*** Raw records ***

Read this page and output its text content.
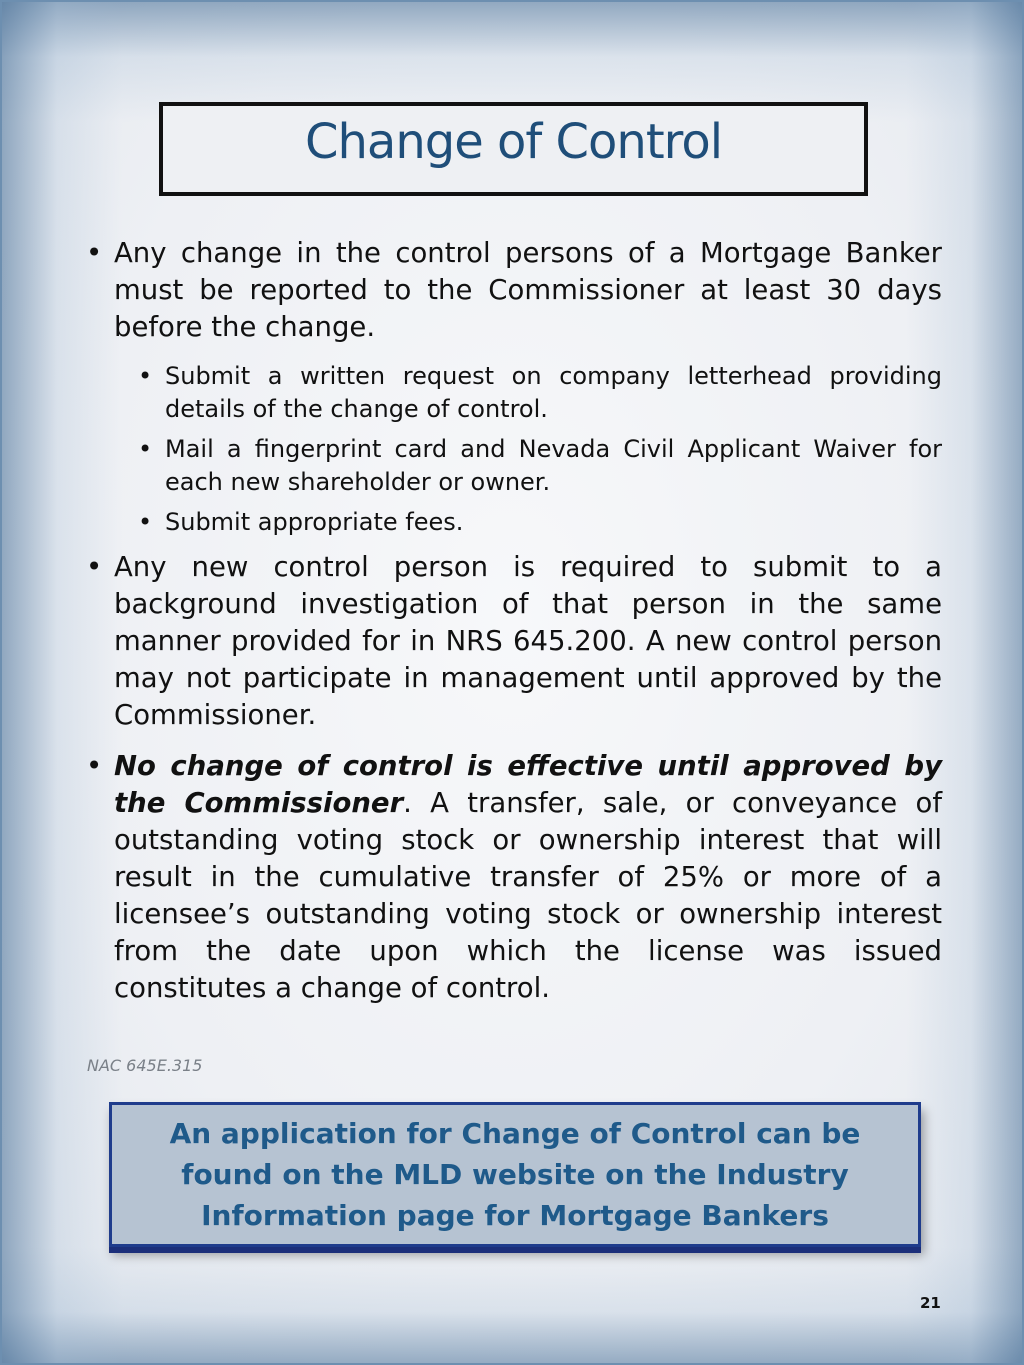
Change of Control
• Any change in the control persons of a Mortgage Banker must be reported to the Commissioner at least 30 days before the change.
• Submit a written request on company letterhead providing details of the change of control.
• Mail a fingerprint card and Nevada Civil Applicant Waiver for each new shareholder or owner.
• Submit appropriate fees.
• Any new control person is required to submit to a background investigation of that person in the same manner provided for in NRS 645.200. A new control person may not participate in management until approved by the Commissioner.
• No change of control is effective until approved by the Commissioner. A transfer, sale, or conveyance of outstanding voting stock or ownership interest that will result in the cumulative transfer of 25% or more of a licensee’s outstanding voting stock or ownership interest from the date upon which the license was issued constitutes a change of control.
NAC 645E.315
An application for Change of Control can be found on the MLD website on the Industry Information page for Mortgage Bankers
21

***

» Objective: Set every line down exactly as written, leaving each picture out.

» Result of this task:
Read this page and output its text content.
Change of Control
• Any change in the control persons of a Mortgage Banker must be reported to the Commissioner at least 30 days before the change.
• Submit a written request on company letterhead providing details of the change of control.
• Mail a fingerprint card and Nevada Civil Applicant Waiver for each new shareholder or owner.
• Submit appropriate fees.
• Any new control person is required to submit to a background investigation of that person in the same manner provided for in NRS 645.200. A new control person may not participate in management until approved by the Commissioner.
• No change of control is effective until approved by the Commissioner. A transfer, sale, or conveyance of outstanding voting stock or ownership interest that will result in the cumulative transfer of 25% or more of a licensee’s outstanding voting stock or ownership interest from the date upon which the license was issued constitutes a change of control.
NAC 645E.315
An application for Change of Control can be found on the MLD website on the Industry Information page for Mortgage Bankers
21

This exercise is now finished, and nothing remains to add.